Directions
Reproduce, word for word, the part of the material that opens with its first line and closes with the line containing "colorbar-swatch — [971, 46, 991, 80]". Include both of those lines.

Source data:
┌────────
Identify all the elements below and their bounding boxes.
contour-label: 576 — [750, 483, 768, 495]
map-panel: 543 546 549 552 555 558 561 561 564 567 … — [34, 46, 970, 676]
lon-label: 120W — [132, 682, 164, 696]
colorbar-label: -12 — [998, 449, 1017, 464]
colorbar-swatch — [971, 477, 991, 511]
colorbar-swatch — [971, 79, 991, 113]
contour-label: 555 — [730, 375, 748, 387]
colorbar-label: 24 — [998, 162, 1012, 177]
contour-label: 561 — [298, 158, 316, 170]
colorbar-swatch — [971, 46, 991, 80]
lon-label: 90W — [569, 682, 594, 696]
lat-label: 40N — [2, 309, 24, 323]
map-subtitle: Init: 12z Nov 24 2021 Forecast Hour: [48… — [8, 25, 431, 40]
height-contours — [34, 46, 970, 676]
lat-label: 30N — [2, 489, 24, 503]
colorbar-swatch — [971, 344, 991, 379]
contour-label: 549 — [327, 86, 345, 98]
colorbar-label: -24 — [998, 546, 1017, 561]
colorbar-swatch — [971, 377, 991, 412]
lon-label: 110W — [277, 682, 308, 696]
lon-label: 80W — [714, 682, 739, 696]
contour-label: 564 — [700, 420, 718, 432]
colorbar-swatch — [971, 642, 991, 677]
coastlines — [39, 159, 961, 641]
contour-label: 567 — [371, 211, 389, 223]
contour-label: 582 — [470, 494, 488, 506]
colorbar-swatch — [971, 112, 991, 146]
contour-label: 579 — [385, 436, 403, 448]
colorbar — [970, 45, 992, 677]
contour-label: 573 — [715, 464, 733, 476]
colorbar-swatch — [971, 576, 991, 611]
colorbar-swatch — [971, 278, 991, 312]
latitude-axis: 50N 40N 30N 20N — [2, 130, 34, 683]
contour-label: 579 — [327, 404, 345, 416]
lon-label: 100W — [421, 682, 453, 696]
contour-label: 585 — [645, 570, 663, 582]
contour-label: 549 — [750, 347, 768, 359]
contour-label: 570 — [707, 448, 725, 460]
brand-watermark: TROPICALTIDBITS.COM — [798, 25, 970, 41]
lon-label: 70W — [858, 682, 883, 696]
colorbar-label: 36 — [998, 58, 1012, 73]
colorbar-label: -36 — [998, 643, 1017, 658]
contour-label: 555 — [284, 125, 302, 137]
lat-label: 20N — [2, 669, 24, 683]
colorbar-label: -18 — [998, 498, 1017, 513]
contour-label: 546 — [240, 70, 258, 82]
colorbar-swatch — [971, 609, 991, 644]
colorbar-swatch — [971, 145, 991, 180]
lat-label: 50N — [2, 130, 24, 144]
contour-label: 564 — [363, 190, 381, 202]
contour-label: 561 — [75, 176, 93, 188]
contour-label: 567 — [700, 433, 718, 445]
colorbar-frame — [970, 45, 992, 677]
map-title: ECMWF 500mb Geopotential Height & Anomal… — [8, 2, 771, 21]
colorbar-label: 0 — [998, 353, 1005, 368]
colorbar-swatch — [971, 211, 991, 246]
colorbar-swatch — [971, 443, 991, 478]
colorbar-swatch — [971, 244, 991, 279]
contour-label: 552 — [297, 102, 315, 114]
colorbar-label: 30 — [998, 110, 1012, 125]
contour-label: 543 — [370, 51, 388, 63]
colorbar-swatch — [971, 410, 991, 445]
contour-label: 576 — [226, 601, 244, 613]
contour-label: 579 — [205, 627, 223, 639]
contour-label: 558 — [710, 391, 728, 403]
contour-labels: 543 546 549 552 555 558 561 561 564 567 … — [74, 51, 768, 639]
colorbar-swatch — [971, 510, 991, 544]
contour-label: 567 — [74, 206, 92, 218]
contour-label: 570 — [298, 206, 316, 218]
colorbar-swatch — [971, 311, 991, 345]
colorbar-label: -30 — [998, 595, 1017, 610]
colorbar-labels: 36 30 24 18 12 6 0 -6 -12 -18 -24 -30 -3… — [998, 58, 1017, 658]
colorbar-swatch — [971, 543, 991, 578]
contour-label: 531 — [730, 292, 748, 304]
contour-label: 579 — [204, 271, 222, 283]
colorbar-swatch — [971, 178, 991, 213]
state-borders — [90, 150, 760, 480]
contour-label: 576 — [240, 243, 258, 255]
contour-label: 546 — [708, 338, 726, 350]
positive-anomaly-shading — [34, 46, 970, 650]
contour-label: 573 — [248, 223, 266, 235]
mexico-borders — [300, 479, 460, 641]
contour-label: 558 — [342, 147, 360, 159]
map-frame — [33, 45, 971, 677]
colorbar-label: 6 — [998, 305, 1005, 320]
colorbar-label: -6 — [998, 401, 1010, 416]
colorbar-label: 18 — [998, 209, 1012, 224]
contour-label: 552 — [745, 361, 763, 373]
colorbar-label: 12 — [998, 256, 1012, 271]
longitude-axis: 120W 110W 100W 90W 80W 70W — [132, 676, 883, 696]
└────────
Completed exercise
Identify all the elements below and their bounding boxes.
contour-label: 576 — [750, 483, 768, 495]
map-panel: 543 546 549 552 555 558 561 561 564 567 … — [34, 46, 970, 676]
lon-label: 120W — [132, 682, 164, 696]
colorbar-label: -12 — [998, 449, 1017, 464]
colorbar-swatch — [971, 477, 991, 511]
colorbar-swatch — [971, 79, 991, 113]
contour-label: 555 — [730, 375, 748, 387]
colorbar-label: 24 — [998, 162, 1012, 177]
contour-label: 561 — [298, 158, 316, 170]
colorbar-swatch — [971, 46, 991, 80]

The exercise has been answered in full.